Extracted entries:
○ ○ ○ ○ ○ ○ ○

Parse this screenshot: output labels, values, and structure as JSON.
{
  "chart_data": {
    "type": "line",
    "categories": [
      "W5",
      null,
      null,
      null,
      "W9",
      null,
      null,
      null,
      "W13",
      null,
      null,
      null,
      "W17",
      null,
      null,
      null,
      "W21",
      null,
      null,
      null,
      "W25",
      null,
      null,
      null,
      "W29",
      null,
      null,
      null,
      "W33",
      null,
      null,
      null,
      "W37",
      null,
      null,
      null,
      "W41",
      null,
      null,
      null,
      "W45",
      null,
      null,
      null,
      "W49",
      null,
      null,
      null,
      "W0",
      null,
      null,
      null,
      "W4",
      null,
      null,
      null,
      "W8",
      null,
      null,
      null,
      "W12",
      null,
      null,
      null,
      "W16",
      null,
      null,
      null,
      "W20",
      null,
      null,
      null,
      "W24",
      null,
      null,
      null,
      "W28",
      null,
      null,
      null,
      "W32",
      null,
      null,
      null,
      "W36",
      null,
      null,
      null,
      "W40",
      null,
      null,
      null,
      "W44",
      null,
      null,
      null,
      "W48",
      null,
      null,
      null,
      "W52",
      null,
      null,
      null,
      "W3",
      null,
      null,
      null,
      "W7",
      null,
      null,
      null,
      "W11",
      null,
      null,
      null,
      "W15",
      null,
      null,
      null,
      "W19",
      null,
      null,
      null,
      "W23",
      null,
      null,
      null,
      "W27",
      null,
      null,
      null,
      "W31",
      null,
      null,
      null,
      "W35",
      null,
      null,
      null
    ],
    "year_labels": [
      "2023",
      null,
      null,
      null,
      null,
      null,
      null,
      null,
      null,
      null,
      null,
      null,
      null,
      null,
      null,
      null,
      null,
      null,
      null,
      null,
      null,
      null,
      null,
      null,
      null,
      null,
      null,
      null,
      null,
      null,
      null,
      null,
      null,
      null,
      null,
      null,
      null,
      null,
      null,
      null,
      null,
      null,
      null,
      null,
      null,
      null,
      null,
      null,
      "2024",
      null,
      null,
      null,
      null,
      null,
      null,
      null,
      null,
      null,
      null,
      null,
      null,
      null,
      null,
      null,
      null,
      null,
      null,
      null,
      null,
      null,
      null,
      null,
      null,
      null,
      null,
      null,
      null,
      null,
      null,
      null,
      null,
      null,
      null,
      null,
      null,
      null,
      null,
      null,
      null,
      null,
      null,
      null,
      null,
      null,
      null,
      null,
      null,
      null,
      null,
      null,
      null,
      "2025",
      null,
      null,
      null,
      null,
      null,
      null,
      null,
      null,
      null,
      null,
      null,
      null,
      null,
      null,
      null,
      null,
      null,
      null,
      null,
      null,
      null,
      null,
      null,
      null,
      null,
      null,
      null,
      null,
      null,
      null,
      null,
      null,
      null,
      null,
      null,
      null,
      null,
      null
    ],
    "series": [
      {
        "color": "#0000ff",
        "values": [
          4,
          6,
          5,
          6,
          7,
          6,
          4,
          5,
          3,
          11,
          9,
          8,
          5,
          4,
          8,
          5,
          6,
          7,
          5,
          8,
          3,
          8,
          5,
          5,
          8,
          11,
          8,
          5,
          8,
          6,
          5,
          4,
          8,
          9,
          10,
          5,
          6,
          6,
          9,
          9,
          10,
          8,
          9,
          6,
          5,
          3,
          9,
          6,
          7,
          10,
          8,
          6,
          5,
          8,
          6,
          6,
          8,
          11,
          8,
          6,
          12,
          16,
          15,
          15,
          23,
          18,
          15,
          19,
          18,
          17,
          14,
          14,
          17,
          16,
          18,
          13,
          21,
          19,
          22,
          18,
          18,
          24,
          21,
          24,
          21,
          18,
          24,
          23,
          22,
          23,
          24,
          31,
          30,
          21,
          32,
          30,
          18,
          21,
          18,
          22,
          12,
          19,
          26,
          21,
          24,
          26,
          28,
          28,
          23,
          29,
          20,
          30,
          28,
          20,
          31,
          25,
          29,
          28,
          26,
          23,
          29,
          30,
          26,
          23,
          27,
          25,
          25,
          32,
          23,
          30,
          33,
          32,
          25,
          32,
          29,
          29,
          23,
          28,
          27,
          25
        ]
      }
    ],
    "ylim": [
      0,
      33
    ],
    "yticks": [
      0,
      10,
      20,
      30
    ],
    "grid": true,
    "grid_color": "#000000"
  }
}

○ ○ ○ ○ ○ ○ ○

Written exercise: Using the records above, copy every line that has the word "values" in it.

Worked solution:
Parse this screenshot: output labels, values, and structure as JSON.
        "values": [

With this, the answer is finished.